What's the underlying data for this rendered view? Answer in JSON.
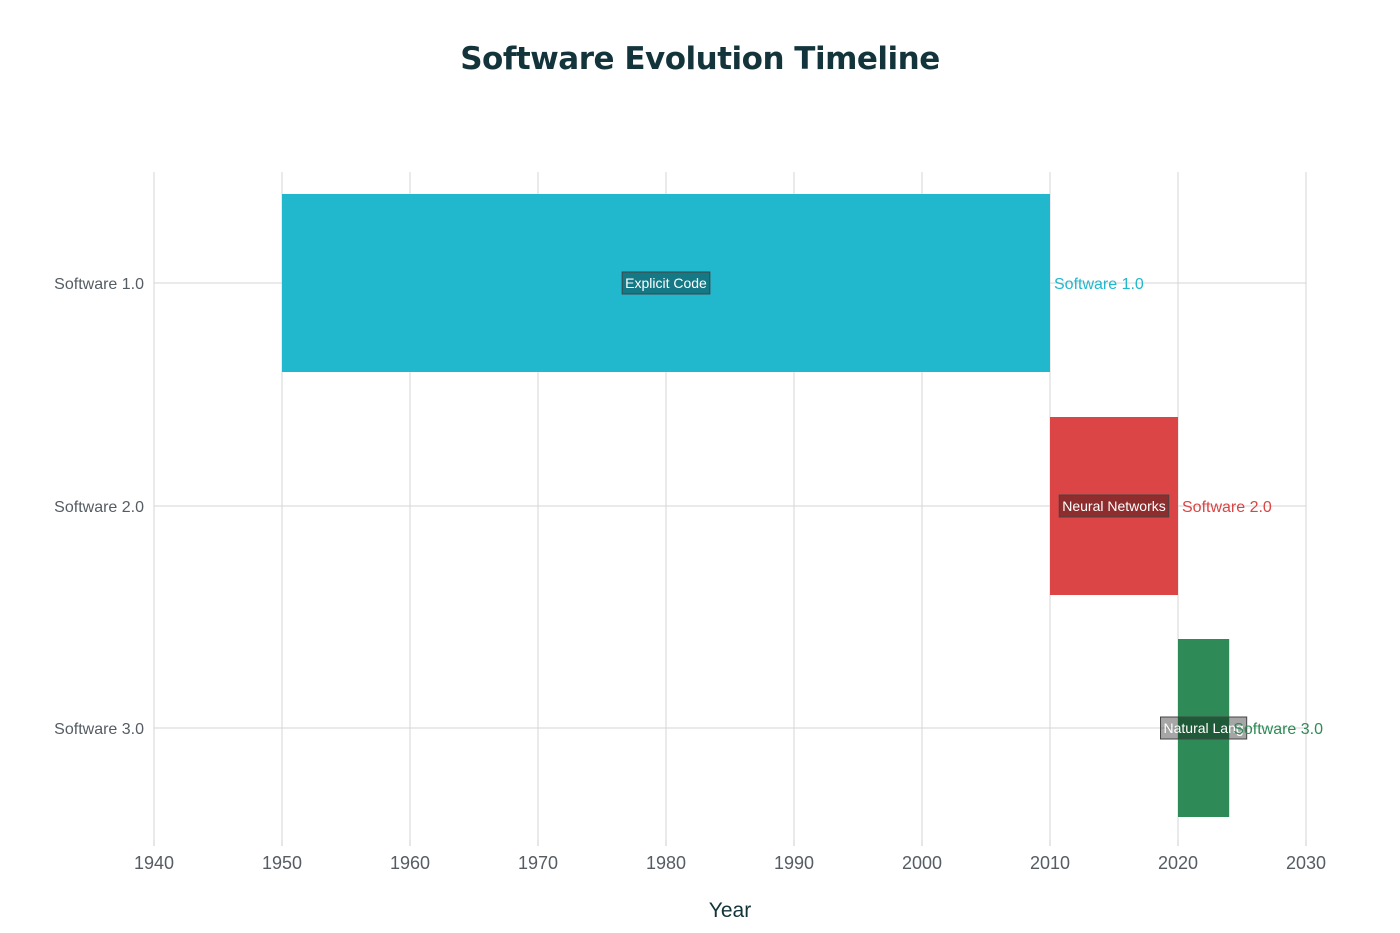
{
  "chart_data": {
    "type": "bar",
    "orientation": "horizontal",
    "title": "Software Evolution Timeline",
    "xlabel": "Year",
    "ylabel": "",
    "xlim": [
      1940,
      2030
    ],
    "x_ticks": [
      "1940",
      "1950",
      "1960",
      "1970",
      "1980",
      "1990",
      "2000",
      "2010",
      "2020",
      "2030"
    ],
    "grid": true,
    "legend": "none",
    "categories": [
      "Software 1.0",
      "Software 2.0",
      "Software 3.0"
    ],
    "series": [
      {
        "category": "Software 1.0",
        "start": 1950,
        "end": 2010,
        "label": "Explicit Code",
        "end_label": "Software 1.0",
        "color": "#21b8cd"
      },
      {
        "category": "Software 2.0",
        "start": 2010,
        "end": 2020,
        "label": "Neural Networks",
        "end_label": "Software 2.0",
        "color": "#db4545"
      },
      {
        "category": "Software 3.0",
        "start": 2020,
        "end": 2024,
        "label": "Natural Lang",
        "end_label": "Software 3.0",
        "color": "#2e8b57"
      }
    ]
  }
}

__Problem to work on__.
Find each line holding the word "color" and copy it.

__Solution to the problem__.
        "color": "#21b8cd"
        "color": "#db4545"
        "color": "#2e8b57"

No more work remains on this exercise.